• What needs to be done
Give all of the lines again, with nothing added or dropped.

[Supplied material start]

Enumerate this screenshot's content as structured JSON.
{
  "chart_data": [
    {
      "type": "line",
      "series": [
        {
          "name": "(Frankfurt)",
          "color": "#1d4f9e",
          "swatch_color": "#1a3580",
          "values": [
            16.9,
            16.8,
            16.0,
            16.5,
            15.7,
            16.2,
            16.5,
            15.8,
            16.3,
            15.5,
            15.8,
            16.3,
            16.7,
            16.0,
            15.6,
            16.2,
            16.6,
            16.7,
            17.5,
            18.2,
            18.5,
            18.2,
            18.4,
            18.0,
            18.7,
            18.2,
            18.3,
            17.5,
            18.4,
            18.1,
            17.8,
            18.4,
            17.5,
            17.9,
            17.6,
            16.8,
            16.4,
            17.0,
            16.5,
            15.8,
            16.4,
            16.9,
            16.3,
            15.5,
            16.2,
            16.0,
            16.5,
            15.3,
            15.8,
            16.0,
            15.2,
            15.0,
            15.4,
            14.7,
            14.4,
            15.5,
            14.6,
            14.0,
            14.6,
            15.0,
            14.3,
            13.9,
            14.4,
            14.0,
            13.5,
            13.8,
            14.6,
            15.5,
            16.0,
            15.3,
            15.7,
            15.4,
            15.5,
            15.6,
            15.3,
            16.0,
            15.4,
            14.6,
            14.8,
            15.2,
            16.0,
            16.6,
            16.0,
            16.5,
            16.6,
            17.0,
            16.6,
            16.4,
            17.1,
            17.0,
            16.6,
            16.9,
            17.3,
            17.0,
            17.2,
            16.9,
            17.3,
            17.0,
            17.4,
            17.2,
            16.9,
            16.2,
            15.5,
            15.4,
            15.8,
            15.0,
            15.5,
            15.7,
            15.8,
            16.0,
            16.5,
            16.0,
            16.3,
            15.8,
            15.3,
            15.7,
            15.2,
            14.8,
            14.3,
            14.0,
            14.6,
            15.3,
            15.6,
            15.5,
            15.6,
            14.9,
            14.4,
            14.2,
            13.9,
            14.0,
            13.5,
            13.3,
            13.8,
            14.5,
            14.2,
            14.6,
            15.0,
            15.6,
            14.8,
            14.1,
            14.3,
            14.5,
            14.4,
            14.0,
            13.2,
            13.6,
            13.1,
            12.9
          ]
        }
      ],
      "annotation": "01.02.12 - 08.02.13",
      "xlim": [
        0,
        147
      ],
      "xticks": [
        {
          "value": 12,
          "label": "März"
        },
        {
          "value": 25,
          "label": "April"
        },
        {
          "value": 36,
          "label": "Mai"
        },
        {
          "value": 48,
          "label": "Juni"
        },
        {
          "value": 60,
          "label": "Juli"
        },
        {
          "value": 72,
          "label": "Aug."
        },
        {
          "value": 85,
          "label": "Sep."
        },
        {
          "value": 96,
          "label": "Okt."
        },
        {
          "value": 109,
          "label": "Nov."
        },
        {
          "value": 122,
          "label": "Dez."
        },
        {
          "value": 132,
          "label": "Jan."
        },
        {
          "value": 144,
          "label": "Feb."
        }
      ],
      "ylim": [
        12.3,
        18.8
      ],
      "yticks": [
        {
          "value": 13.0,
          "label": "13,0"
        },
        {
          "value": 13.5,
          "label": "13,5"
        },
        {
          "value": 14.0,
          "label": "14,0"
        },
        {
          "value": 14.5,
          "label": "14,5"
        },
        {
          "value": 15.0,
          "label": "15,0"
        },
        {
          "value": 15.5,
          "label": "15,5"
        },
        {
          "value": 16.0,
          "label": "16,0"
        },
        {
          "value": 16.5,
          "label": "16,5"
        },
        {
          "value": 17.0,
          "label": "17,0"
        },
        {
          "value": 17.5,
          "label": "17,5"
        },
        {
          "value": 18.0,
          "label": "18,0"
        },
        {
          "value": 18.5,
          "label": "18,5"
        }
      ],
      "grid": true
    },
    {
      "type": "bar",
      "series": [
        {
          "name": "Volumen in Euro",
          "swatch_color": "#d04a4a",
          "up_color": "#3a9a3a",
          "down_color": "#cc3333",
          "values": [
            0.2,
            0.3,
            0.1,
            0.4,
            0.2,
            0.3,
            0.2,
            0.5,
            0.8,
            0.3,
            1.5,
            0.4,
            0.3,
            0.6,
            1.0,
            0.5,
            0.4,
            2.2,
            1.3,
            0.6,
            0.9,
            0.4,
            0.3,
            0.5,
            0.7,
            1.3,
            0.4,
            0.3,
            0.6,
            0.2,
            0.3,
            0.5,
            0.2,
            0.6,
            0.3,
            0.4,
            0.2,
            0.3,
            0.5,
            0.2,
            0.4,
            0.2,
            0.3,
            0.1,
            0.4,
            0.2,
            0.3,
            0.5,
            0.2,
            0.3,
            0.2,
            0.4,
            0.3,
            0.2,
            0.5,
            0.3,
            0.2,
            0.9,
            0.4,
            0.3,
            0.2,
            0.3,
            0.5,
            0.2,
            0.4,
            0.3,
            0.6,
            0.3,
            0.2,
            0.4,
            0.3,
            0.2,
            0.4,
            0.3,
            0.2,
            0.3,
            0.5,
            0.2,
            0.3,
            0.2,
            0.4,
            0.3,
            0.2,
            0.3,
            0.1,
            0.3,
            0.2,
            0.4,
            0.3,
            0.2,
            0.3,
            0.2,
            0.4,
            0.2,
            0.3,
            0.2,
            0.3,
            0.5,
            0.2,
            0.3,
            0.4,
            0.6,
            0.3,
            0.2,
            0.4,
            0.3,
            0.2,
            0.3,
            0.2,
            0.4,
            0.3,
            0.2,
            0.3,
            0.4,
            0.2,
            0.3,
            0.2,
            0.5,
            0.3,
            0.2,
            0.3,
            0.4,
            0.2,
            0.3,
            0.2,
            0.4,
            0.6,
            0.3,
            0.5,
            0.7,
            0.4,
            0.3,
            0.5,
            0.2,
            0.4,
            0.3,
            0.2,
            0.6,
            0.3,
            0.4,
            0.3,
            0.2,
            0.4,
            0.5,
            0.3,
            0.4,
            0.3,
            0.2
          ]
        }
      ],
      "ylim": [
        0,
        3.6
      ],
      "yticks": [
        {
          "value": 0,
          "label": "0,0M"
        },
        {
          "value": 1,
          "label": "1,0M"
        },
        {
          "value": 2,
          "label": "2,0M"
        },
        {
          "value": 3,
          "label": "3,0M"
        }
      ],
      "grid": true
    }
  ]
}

[Supplied material end]

• Exercise result
Enumerate this screenshot's content as structured JSON.
{
  "chart_data": [
    {
      "type": "line",
      "series": [
        {
          "name": "(Frankfurt)",
          "color": "#1d4f9e",
          "swatch_color": "#1a3580",
          "values": [
            16.9,
            16.8,
            16.0,
            16.5,
            15.7,
            16.2,
            16.5,
            15.8,
            16.3,
            15.5,
            15.8,
            16.3,
            16.7,
            16.0,
            15.6,
            16.2,
            16.6,
            16.7,
            17.5,
            18.2,
            18.5,
            18.2,
            18.4,
            18.0,
            18.7,
            18.2,
            18.3,
            17.5,
            18.4,
            18.1,
            17.8,
            18.4,
            17.5,
            17.9,
            17.6,
            16.8,
            16.4,
            17.0,
            16.5,
            15.8,
            16.4,
            16.9,
            16.3,
            15.5,
            16.2,
            16.0,
            16.5,
            15.3,
            15.8,
            16.0,
            15.2,
            15.0,
            15.4,
            14.7,
            14.4,
            15.5,
            14.6,
            14.0,
            14.6,
            15.0,
            14.3,
            13.9,
            14.4,
            14.0,
            13.5,
            13.8,
            14.6,
            15.5,
            16.0,
            15.3,
            15.7,
            15.4,
            15.5,
            15.6,
            15.3,
            16.0,
            15.4,
            14.6,
            14.8,
            15.2,
            16.0,
            16.6,
            16.0,
            16.5,
            16.6,
            17.0,
            16.6,
            16.4,
            17.1,
            17.0,
            16.6,
            16.9,
            17.3,
            17.0,
            17.2,
            16.9,
            17.3,
            17.0,
            17.4,
            17.2,
            16.9,
            16.2,
            15.5,
            15.4,
            15.8,
            15.0,
            15.5,
            15.7,
            15.8,
            16.0,
            16.5,
            16.0,
            16.3,
            15.8,
            15.3,
            15.7,
            15.2,
            14.8,
            14.3,
            14.0,
            14.6,
            15.3,
            15.6,
            15.5,
            15.6,
            14.9,
            14.4,
            14.2,
            13.9,
            14.0,
            13.5,
            13.3,
            13.8,
            14.5,
            14.2,
            14.6,
            15.0,
            15.6,
            14.8,
            14.1,
            14.3,
            14.5,
            14.4,
            14.0,
            13.2,
            13.6,
            13.1,
            12.9
          ]
        }
      ],
      "annotation": "01.02.12 - 08.02.13",
      "xlim": [
        0,
        147
      ],
      "xticks": [
        {
          "value": 12,
          "label": "März"
        },
        {
          "value": 25,
          "label": "April"
        },
        {
          "value": 36,
          "label": "Mai"
        },
        {
          "value": 48,
          "label": "Juni"
        },
        {
          "value": 60,
          "label": "Juli"
        },
        {
          "value": 72,
          "label": "Aug."
        },
        {
          "value": 85,
          "label": "Sep."
        },
        {
          "value": 96,
          "label": "Okt."
        },
        {
          "value": 109,
          "label": "Nov."
        },
        {
          "value": 122,
          "label": "Dez."
        },
        {
          "value": 132,
          "label": "Jan."
        },
        {
          "value": 144,
          "label": "Feb."
        }
      ],
      "ylim": [
        12.3,
        18.8
      ],
      "yticks": [
        {
          "value": 13.0,
          "label": "13,0"
        },
        {
          "value": 13.5,
          "label": "13,5"
        },
        {
          "value": 14.0,
          "label": "14,0"
        },
        {
          "value": 14.5,
          "label": "14,5"
        },
        {
          "value": 15.0,
          "label": "15,0"
        },
        {
          "value": 15.5,
          "label": "15,5"
        },
        {
          "value": 16.0,
          "label": "16,0"
        },
        {
          "value": 16.5,
          "label": "16,5"
        },
        {
          "value": 17.0,
          "label": "17,0"
        },
        {
          "value": 17.5,
          "label": "17,5"
        },
        {
          "value": 18.0,
          "label": "18,0"
        },
        {
          "value": 18.5,
          "label": "18,5"
        }
      ],
      "grid": true
    },
    {
      "type": "bar",
      "series": [
        {
          "name": "Volumen in Euro",
          "swatch_color": "#d04a4a",
          "up_color": "#3a9a3a",
          "down_color": "#cc3333",
          "values": [
            0.2,
            0.3,
            0.1,
            0.4,
            0.2,
            0.3,
            0.2,
            0.5,
            0.8,
            0.3,
            1.5,
            0.4,
            0.3,
            0.6,
            1.0,
            0.5,
            0.4,
            2.2,
            1.3,
            0.6,
            0.9,
            0.4,
            0.3,
            0.5,
            0.7,
            1.3,
            0.4,
            0.3,
            0.6,
            0.2,
            0.3,
            0.5,
            0.2,
            0.6,
            0.3,
            0.4,
            0.2,
            0.3,
            0.5,
            0.2,
            0.4,
            0.2,
            0.3,
            0.1,
            0.4,
            0.2,
            0.3,
            0.5,
            0.2,
            0.3,
            0.2,
            0.4,
            0.3,
            0.2,
            0.5,
            0.3,
            0.2,
            0.9,
            0.4,
            0.3,
            0.2,
            0.3,
            0.5,
            0.2,
            0.4,
            0.3,
            0.6,
            0.3,
            0.2,
            0.4,
            0.3,
            0.2,
            0.4,
            0.3,
            0.2,
            0.3,
            0.5,
            0.2,
            0.3,
            0.2,
            0.4,
            0.3,
            0.2,
            0.3,
            0.1,
            0.3,
            0.2,
            0.4,
            0.3,
            0.2,
            0.3,
            0.2,
            0.4,
            0.2,
            0.3,
            0.2,
            0.3,
            0.5,
            0.2,
            0.3,
            0.4,
            0.6,
            0.3,
            0.2,
            0.4,
            0.3,
            0.2,
            0.3,
            0.2,
            0.4,
            0.3,
            0.2,
            0.3,
            0.4,
            0.2,
            0.3,
            0.2,
            0.5,
            0.3,
            0.2,
            0.3,
            0.4,
            0.2,
            0.3,
            0.2,
            0.4,
            0.6,
            0.3,
            0.5,
            0.7,
            0.4,
            0.3,
            0.5,
            0.2,
            0.4,
            0.3,
            0.2,
            0.6,
            0.3,
            0.4,
            0.3,
            0.2,
            0.4,
            0.5,
            0.3,
            0.4,
            0.3,
            0.2
          ]
        }
      ],
      "ylim": [
        0,
        3.6
      ],
      "yticks": [
        {
          "value": 0,
          "label": "0,0M"
        },
        {
          "value": 1,
          "label": "1,0M"
        },
        {
          "value": 2,
          "label": "2,0M"
        },
        {
          "value": 3,
          "label": "3,0M"
        }
      ],
      "grid": true
    }
  ]
}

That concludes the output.